## Problem requirements
Present the following entries again, word for word and in full.

## Records shown
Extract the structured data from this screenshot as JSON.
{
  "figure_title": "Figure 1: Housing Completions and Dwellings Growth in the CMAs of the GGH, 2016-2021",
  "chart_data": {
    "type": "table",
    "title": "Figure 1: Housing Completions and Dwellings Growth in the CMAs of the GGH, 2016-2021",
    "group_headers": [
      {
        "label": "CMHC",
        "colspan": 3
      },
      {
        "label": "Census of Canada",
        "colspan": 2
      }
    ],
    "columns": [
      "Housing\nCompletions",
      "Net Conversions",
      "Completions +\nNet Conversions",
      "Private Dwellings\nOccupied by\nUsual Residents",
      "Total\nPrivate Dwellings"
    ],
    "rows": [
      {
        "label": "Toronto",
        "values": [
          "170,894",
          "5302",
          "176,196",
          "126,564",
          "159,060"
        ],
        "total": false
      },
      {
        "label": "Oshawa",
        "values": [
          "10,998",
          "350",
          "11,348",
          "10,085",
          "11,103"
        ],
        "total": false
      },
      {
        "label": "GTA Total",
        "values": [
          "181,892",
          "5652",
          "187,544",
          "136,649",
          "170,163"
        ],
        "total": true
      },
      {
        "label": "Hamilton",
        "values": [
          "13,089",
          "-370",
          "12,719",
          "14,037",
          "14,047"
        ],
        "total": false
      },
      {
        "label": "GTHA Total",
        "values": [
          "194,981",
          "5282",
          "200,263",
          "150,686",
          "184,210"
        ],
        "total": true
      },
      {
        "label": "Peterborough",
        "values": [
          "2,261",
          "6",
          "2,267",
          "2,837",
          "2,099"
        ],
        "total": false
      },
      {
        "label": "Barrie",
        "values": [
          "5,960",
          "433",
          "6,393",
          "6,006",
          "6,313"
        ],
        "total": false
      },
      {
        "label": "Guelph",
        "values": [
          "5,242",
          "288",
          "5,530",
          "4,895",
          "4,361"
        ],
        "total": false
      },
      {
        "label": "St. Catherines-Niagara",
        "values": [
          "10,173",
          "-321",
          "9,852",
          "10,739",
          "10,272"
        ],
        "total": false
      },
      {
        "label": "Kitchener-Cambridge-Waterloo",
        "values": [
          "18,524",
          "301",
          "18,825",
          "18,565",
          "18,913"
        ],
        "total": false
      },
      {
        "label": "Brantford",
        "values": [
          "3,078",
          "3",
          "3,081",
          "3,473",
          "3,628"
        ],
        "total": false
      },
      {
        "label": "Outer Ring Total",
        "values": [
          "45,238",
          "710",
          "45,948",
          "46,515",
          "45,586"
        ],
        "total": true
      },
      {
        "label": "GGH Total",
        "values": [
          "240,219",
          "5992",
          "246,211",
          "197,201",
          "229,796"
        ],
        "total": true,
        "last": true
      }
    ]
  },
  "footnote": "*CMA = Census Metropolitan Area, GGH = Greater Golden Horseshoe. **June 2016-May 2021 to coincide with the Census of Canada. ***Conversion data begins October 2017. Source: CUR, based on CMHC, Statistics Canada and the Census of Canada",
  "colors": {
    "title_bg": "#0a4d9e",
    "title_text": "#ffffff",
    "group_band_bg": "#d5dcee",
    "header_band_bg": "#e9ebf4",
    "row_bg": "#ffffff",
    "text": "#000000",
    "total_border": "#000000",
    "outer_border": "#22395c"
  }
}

## Solution below
Extract the structured data from this screenshot as JSON.
{
  "figure_title": "Figure 1: Housing Completions and Dwellings Growth in the CMAs of the GGH, 2016-2021",
  "chart_data": {
    "type": "table",
    "title": "Figure 1: Housing Completions and Dwellings Growth in the CMAs of the GGH, 2016-2021",
    "group_headers": [
      {
        "label": "CMHC",
        "colspan": 3
      },
      {
        "label": "Census of Canada",
        "colspan": 2
      }
    ],
    "columns": [
      "Housing\nCompletions",
      "Net Conversions",
      "Completions +\nNet Conversions",
      "Private Dwellings\nOccupied by\nUsual Residents",
      "Total\nPrivate Dwellings"
    ],
    "rows": [
      {
        "label": "Toronto",
        "values": [
          "170,894",
          "5302",
          "176,196",
          "126,564",
          "159,060"
        ],
        "total": false
      },
      {
        "label": "Oshawa",
        "values": [
          "10,998",
          "350",
          "11,348",
          "10,085",
          "11,103"
        ],
        "total": false
      },
      {
        "label": "GTA Total",
        "values": [
          "181,892",
          "5652",
          "187,544",
          "136,649",
          "170,163"
        ],
        "total": true
      },
      {
        "label": "Hamilton",
        "values": [
          "13,089",
          "-370",
          "12,719",
          "14,037",
          "14,047"
        ],
        "total": false
      },
      {
        "label": "GTHA Total",
        "values": [
          "194,981",
          "5282",
          "200,263",
          "150,686",
          "184,210"
        ],
        "total": true
      },
      {
        "label": "Peterborough",
        "values": [
          "2,261",
          "6",
          "2,267",
          "2,837",
          "2,099"
        ],
        "total": false
      },
      {
        "label": "Barrie",
        "values": [
          "5,960",
          "433",
          "6,393",
          "6,006",
          "6,313"
        ],
        "total": false
      },
      {
        "label": "Guelph",
        "values": [
          "5,242",
          "288",
          "5,530",
          "4,895",
          "4,361"
        ],
        "total": false
      },
      {
        "label": "St. Catherines-Niagara",
        "values": [
          "10,173",
          "-321",
          "9,852",
          "10,739",
          "10,272"
        ],
        "total": false
      },
      {
        "label": "Kitchener-Cambridge-Waterloo",
        "values": [
          "18,524",
          "301",
          "18,825",
          "18,565",
          "18,913"
        ],
        "total": false
      },
      {
        "label": "Brantford",
        "values": [
          "3,078",
          "3",
          "3,081",
          "3,473",
          "3,628"
        ],
        "total": false
      },
      {
        "label": "Outer Ring Total",
        "values": [
          "45,238",
          "710",
          "45,948",
          "46,515",
          "45,586"
        ],
        "total": true
      },
      {
        "label": "GGH Total",
        "values": [
          "240,219",
          "5992",
          "246,211",
          "197,201",
          "229,796"
        ],
        "total": true,
        "last": true
      }
    ]
  },
  "footnote": "*CMA = Census Metropolitan Area, GGH = Greater Golden Horseshoe. **June 2016-May 2021 to coincide with the Census of Canada. ***Conversion data begins October 2017. Source: CUR, based on CMHC, Statistics Canada and the Census of Canada",
  "colors": {
    "title_bg": "#0a4d9e",
    "title_text": "#ffffff",
    "group_band_bg": "#d5dcee",
    "header_band_bg": "#e9ebf4",
    "row_bg": "#ffffff",
    "text": "#000000",
    "total_border": "#000000",
    "outer_border": "#22395c"
  }
}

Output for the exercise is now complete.